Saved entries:
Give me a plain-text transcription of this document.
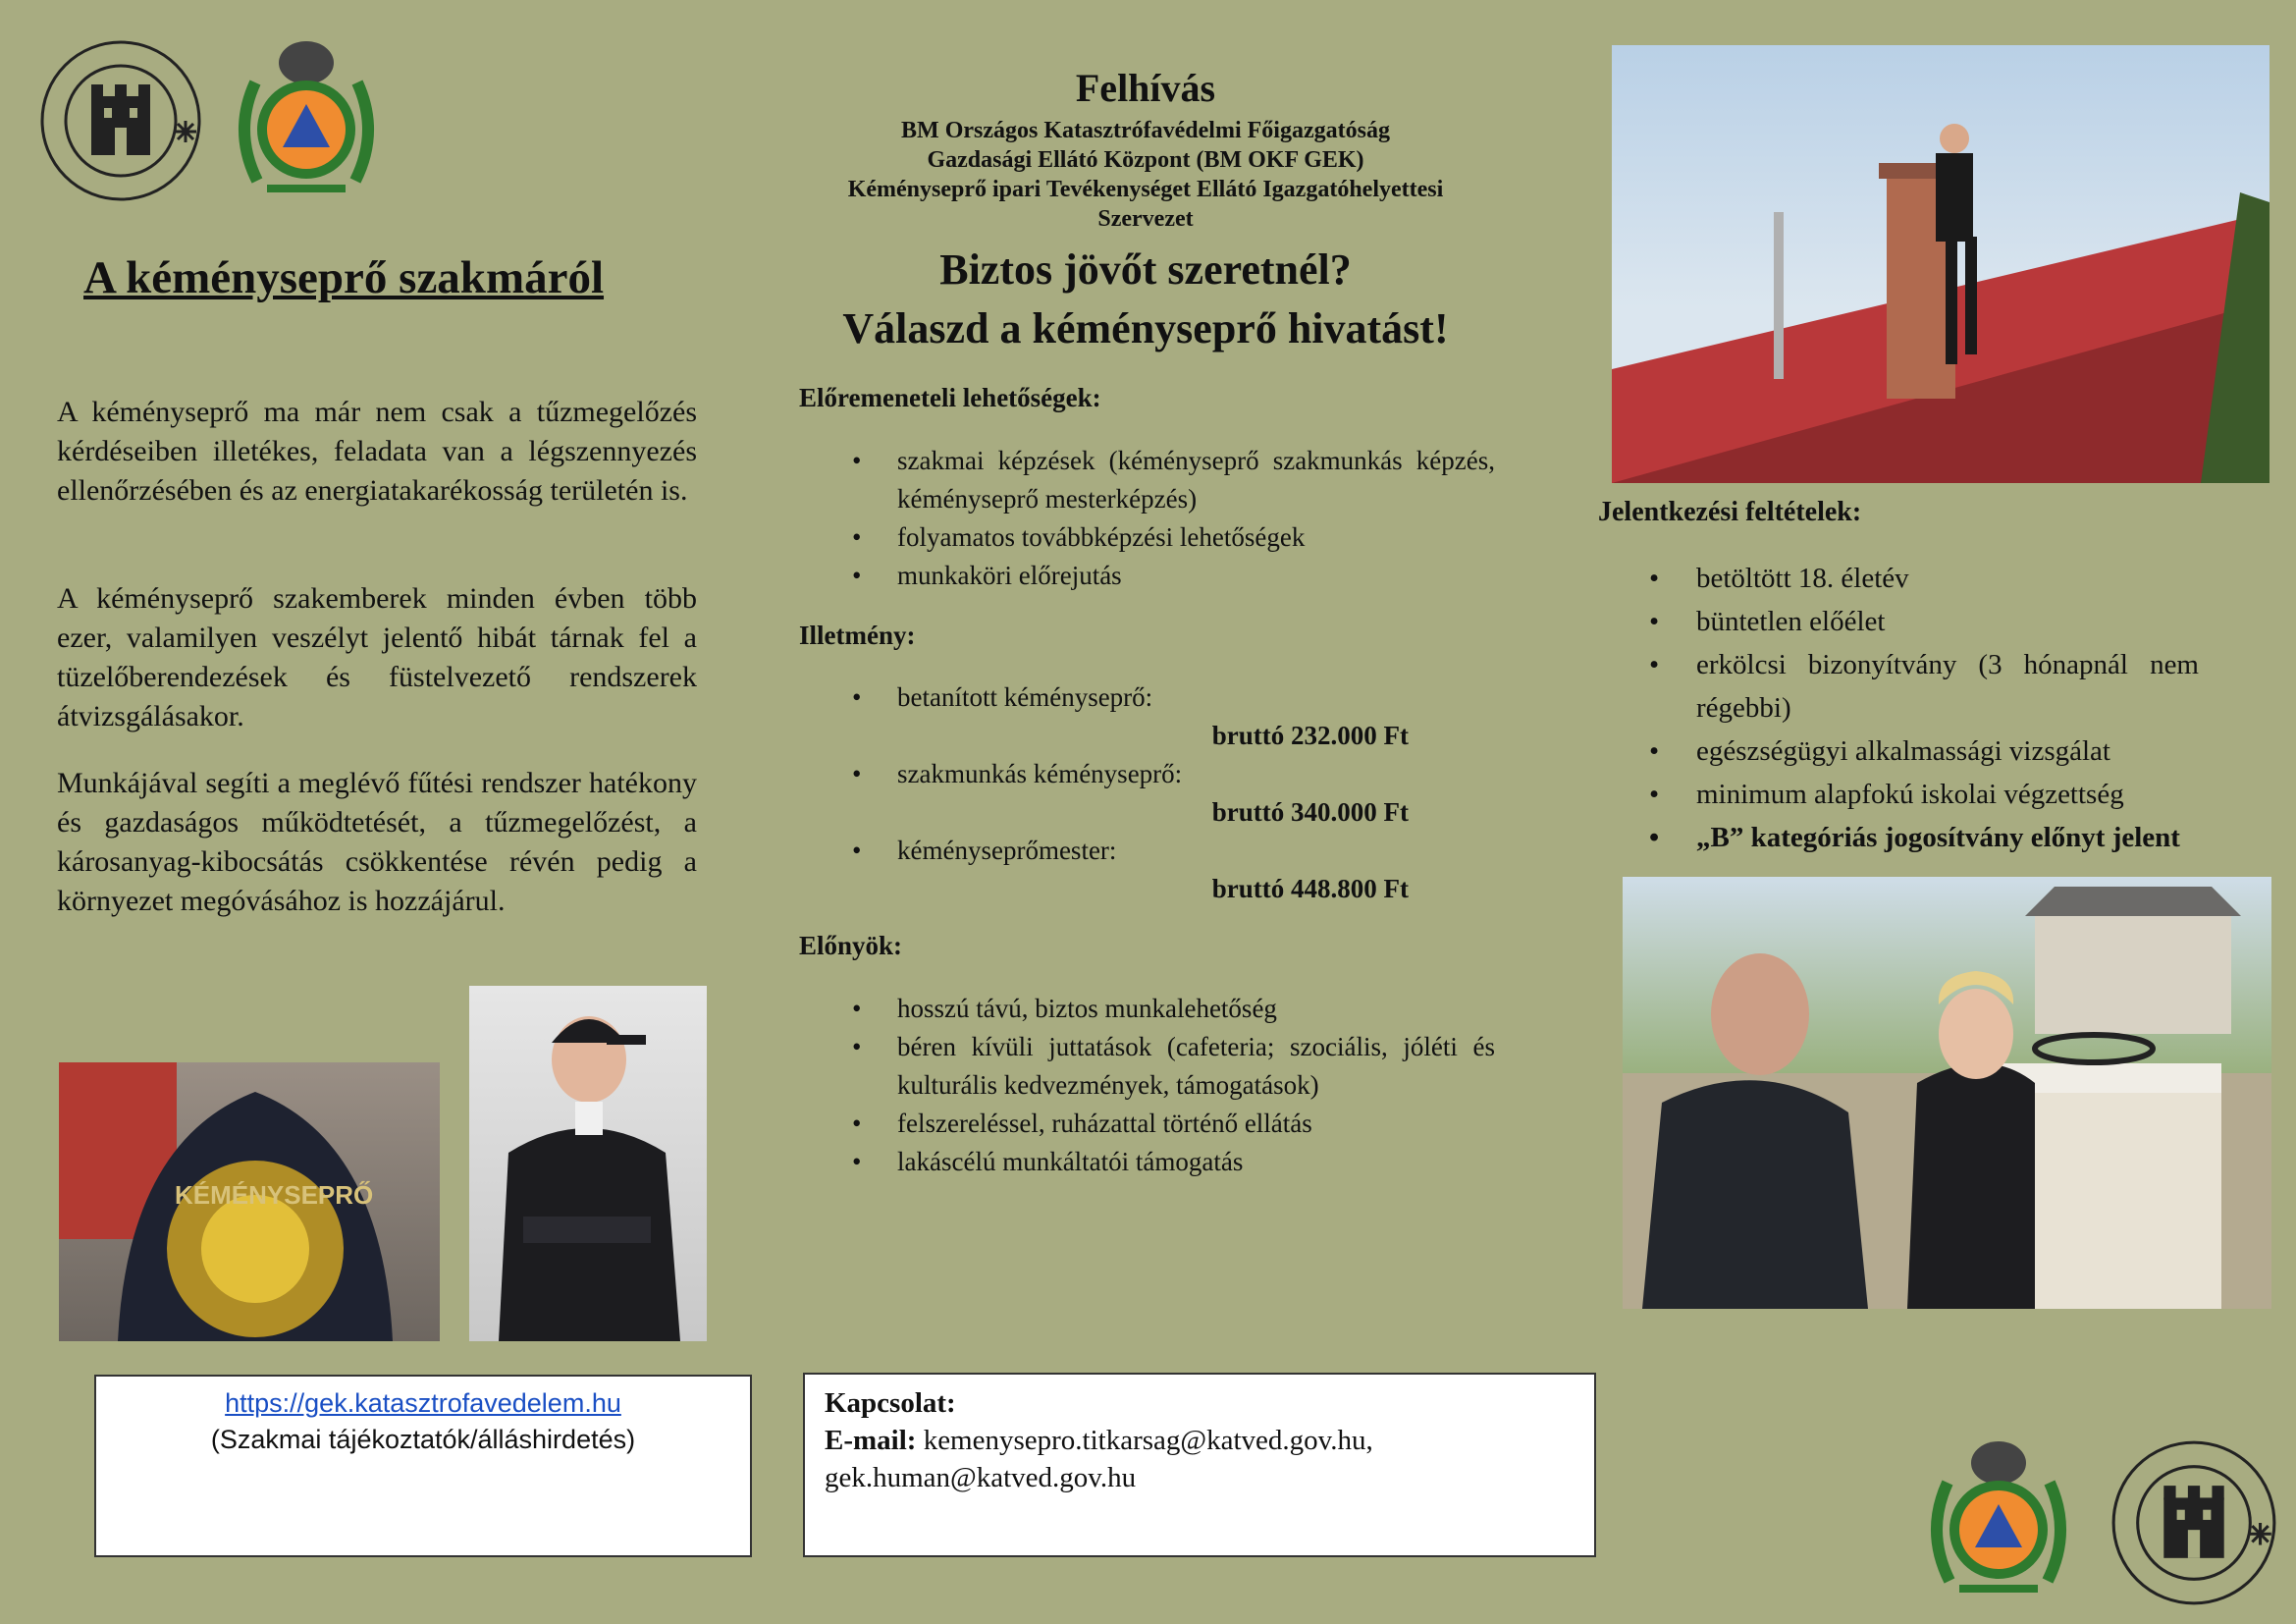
A kéményseprő szakmáról

A kéményseprő ma már nem csak a tűzmegelőzés kérdéseiben illetékes, feladata van a légszennyezés ellenőrzésében és az energiatakarékosság területén is.

A kéményseprő szakemberek minden évben több ezer, valamilyen veszélyt jelentő hibát tárnak fel a tüzelőberendezések és füstelvezető rendszerek átvizsgálásakor.

Munkájával segíti a meglévő fűtési rendszer hatékony és gazdaságos működtetését, a tűzmegelőzést, a károsanyag-kibocsátás csökkentése révén pedig a környezet megóvásához is hozzájárul.

KÉMÉNYSEPRŐ
Felhívás
BM Országos Katasztrófavédelmi Főigazgatóság
Gazdasági Ellátó Központ (BM OKF GEK)
Kéményseprő ipari Tevékenységet Ellátó Igazgatóhelyettesi
Szervezet
Biztos jövőt szeretnél?
Válaszd a kéményseprő hivatást!
Előremeneteli lehetőségek:
• szakmai képzések (kéményseprő szakmunkás képzés, kéményseprő mesterképzés)
• folyamatos továbbképzési lehetőségek
• munkaköri előrejutás
Illetmény:
• betanított kéményseprő:
bruttó 232.000 Ft
• szakmunkás kéményseprő:
bruttó 340.000 Ft
• kéményseprőmester:
bruttó 448.800 Ft
Előnyök:
• hosszú távú, biztos munkalehetőség
• béren kívüli juttatások (cafeteria; szociális, jóléti és kulturális kedvezmények, támogatások)
• felszereléssel, ruházattal történő ellátás
• lakáscélú munkáltatói támogatás
Jelentkezési feltételek:
• betöltött 18. életév
• büntetlen előélet
• erkölcsi bizonyítvány (3 hónapnál nem régebbi)
• egészségügyi alkalmassági vizsgálat
• minimum alapfokú iskolai végzettség
• „B” kategóriás jogosítvány előnyt jelent
https://gek.katasztrofavedelem.hu
(Szakmai tájékoztatók/álláshirdetés)
Kapcsolat:
E-mail: kemenysepro.titkarsag@katved.gov.hu,
gek.human@katved.gov.hu
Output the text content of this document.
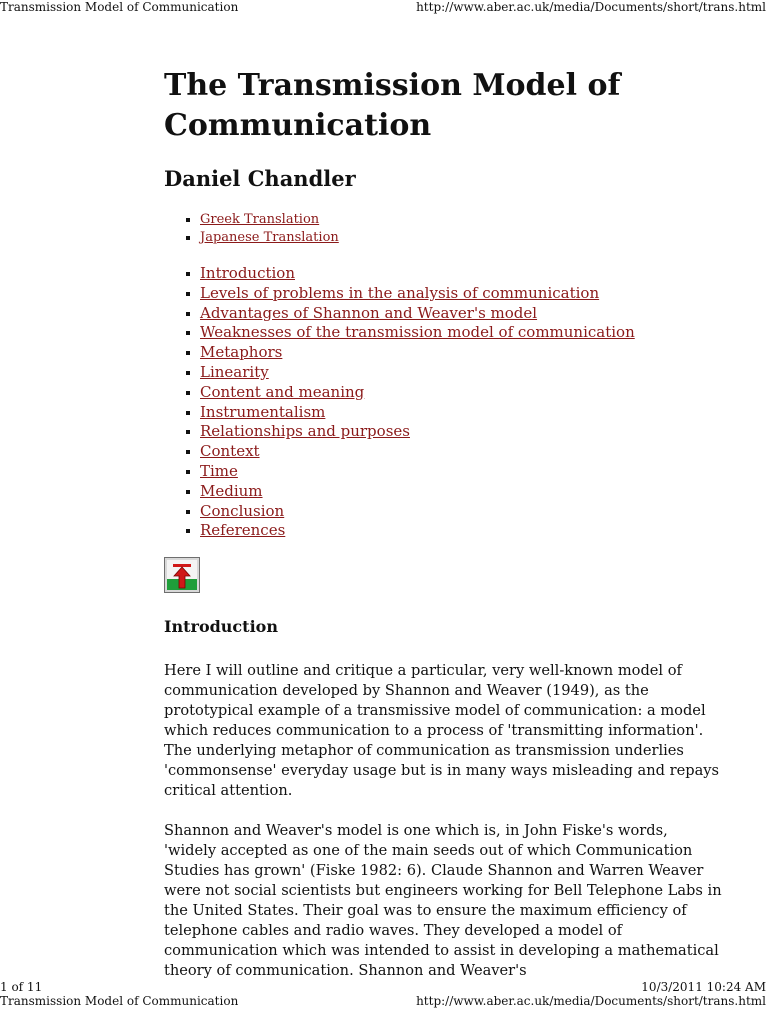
Transmission Model of Communication	http://www.aber.ac.uk/media/Documents/short/trans.html
The Transmission Model of Communication
Daniel Chandler
Greek Translation
Japanese Translation
Introduction
Levels of problems in the analysis of communication
Advantages of Shannon and Weaver's model
Weaknesses of the transmission model of communication
Metaphors
Linearity
Content and meaning
Instrumentalism
Relationships and purposes
Context
Time
Medium
Conclusion
References
Introduction

Here I will outline and critique a particular, very well-known model of communication developed by Shannon and Weaver (1949), as the prototypical example of a transmissive model of communication: a model which reduces communication to a process of 'transmitting information'. The underlying metaphor of communication as transmission underlies 'commonsense' everyday usage but is in many ways misleading and repays critical attention.

Shannon and Weaver's model is one which is, in John Fiske's words, 'widely accepted as one of the main seeds out of which Communication Studies has grown' (Fiske 1982: 6). Claude Shannon and Warren Weaver were not social scientists but engineers working for Bell Telephone Labs in the United States. Their goal was to ensure the maximum efficiency of telephone cables and radio waves. They developed a model of communication which was intended to assist in developing a mathematical theory of communication. Shannon and Weaver's

1 of 11	10/3/2011 10:24 AM
Transmission Model of Communication	http://www.aber.ac.uk/media/Documents/short/trans.html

§ EXERCISE PROMPT:
Copy out all of the material exactly as written, without its pictures.

§ CORRECT ANSWER:
Give me a plain-text transcription of this document.
A kéményseprő szakmáról

A kéményseprő ma már nem csak a tűzmegelőzés kérdéseiben illetékes, feladata van a légszennyezés ellenőrzésében és az energiatakarékosság területén is.

A kéményseprő szakemberek minden évben több ezer, valamilyen veszélyt jelentő hibát tárnak fel a tüzelőberendezések és füstelvezető rendszerek átvizsgálásakor.

Munkájával segíti a meglévő fűtési rendszer hatékony és gazdaságos működtetését, a tűzmegelőzést, a károsanyag-kibocsátás csökkentése révén pedig a környezet megóvásához is hozzájárul.

KÉMÉNYSEPRŐ
Felhívás
BM Országos Katasztrófavédelmi Főigazgatóság
Gazdasági Ellátó Központ (BM OKF GEK)
Kéményseprő ipari Tevékenységet Ellátó Igazgatóhelyettesi
Szervezet
Biztos jövőt szeretnél?
Válaszd a kéményseprő hivatást!
Előremeneteli lehetőségek:
• szakmai képzések (kéményseprő szakmunkás képzés, kéményseprő mesterképzés)
• folyamatos továbbképzési lehetőségek
• munkaköri előrejutás
Illetmény:
• betanított kéményseprő:
bruttó 232.000 Ft
• szakmunkás kéményseprő:
bruttó 340.000 Ft
• kéményseprőmester:
bruttó 448.800 Ft
Előnyök:
• hosszú távú, biztos munkalehetőség
• béren kívüli juttatások (cafeteria; szociális, jóléti és kulturális kedvezmények, támogatások)
• felszereléssel, ruházattal történő ellátás
• lakáscélú munkáltatói támogatás
Jelentkezési feltételek:
• betöltött 18. életév
• büntetlen előélet
• erkölcsi bizonyítvány (3 hónapnál nem régebbi)
• egészségügyi alkalmassági vizsgálat
• minimum alapfokú iskolai végzettség
• „B” kategóriás jogosítvány előnyt jelent
https://gek.katasztrofavedelem.hu
(Szakmai tájékoztatók/álláshirdetés)
Kapcsolat:
E-mail: kemenysepro.titkarsag@katved.gov.hu,
gek.human@katved.gov.hu
Output the text content of this document.
Transmission Model of Communication	http://www.aber.ac.uk/media/Documents/short/trans.html
The Transmission Model of Communication
Daniel Chandler
Greek Translation
Japanese Translation
Introduction
Levels of problems in the analysis of communication
Advantages of Shannon and Weaver's model
Weaknesses of the transmission model of communication
Metaphors
Linearity
Content and meaning
Instrumentalism
Relationships and purposes
Context
Time
Medium
Conclusion
References
Introduction

Here I will outline and critique a particular, very well-known model of communication developed by Shannon and Weaver (1949), as the prototypical example of a transmissive model of communication: a model which reduces communication to a process of 'transmitting information'. The underlying metaphor of communication as transmission underlies 'commonsense' everyday usage but is in many ways misleading and repays critical attention.

Shannon and Weaver's model is one which is, in John Fiske's words, 'widely accepted as one of the main seeds out of which Communication Studies has grown' (Fiske 1982: 6). Claude Shannon and Warren Weaver were not social scientists but engineers working for Bell Telephone Labs in the United States. Their goal was to ensure the maximum efficiency of telephone cables and radio waves. They developed a model of communication which was intended to assist in developing a mathematical theory of communication. Shannon and Weaver's

1 of 11	10/3/2011 10:24 AM
Transmission Model of Communication	http://www.aber.ac.uk/media/Documents/short/trans.html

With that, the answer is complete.